■ **PROBLEM**: Pull every line containing "config" out of the material below.

■ **MATERIAL PROVIDED**:
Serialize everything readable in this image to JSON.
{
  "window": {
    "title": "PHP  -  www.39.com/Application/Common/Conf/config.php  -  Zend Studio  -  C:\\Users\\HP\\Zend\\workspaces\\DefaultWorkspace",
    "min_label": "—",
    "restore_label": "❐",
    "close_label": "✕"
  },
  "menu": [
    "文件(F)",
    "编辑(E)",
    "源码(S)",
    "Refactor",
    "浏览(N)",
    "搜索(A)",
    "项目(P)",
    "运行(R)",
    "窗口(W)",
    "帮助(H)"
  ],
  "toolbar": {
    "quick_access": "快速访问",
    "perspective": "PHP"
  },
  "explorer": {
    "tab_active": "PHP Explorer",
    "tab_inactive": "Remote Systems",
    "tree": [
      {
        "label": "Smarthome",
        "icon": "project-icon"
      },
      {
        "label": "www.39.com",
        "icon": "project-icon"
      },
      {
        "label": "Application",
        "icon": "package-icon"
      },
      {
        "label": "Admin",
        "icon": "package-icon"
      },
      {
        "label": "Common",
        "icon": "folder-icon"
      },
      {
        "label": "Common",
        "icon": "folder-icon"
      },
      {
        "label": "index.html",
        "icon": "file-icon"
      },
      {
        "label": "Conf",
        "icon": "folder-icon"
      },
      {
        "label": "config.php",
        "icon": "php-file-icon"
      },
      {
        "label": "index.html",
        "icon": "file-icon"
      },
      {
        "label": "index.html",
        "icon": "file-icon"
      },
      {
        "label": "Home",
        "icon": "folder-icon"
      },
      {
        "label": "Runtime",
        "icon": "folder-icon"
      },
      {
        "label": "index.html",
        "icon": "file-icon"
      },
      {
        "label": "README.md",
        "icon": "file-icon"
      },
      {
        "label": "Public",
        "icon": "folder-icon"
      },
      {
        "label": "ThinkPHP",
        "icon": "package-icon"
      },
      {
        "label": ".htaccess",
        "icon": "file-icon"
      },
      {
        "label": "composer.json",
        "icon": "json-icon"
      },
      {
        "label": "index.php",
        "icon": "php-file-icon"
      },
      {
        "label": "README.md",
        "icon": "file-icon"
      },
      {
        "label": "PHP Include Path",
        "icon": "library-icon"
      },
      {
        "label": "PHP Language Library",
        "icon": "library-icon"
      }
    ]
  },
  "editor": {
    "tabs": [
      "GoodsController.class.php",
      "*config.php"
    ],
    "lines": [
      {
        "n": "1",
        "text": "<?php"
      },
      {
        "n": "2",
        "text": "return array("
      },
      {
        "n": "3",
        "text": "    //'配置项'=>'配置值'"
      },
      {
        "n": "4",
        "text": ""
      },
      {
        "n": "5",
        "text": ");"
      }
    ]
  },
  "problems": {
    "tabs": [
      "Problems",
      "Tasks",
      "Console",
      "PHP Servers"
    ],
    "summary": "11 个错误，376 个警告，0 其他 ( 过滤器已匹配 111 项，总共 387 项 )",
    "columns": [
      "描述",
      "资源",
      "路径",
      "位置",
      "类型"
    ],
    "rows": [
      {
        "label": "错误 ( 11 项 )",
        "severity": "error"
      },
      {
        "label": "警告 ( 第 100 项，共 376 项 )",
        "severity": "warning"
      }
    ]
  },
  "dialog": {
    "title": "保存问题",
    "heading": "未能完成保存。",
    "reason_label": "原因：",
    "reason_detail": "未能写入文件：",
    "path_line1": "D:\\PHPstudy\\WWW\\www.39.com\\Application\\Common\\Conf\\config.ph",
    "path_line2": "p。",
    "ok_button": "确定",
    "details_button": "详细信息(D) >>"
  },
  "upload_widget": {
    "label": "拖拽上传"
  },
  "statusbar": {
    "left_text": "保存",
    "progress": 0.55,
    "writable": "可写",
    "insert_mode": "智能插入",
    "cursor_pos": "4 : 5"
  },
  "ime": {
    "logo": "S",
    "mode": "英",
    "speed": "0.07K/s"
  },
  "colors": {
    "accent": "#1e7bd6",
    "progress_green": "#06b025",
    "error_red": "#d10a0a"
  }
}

■ **RESULT**:
    "title": "PHP  -  www.39.com/Application/Common/Conf/config.php  -  Zend Studio  -  C:\\Users\\HP\\Zend\\workspaces\\DefaultWorkspace",
        "label": "config.php",
      "*config.php"
    "path_line1": "D:\\PHPstudy\\WWW\\www.39.com\\Application\\Common\\Conf\\config.ph",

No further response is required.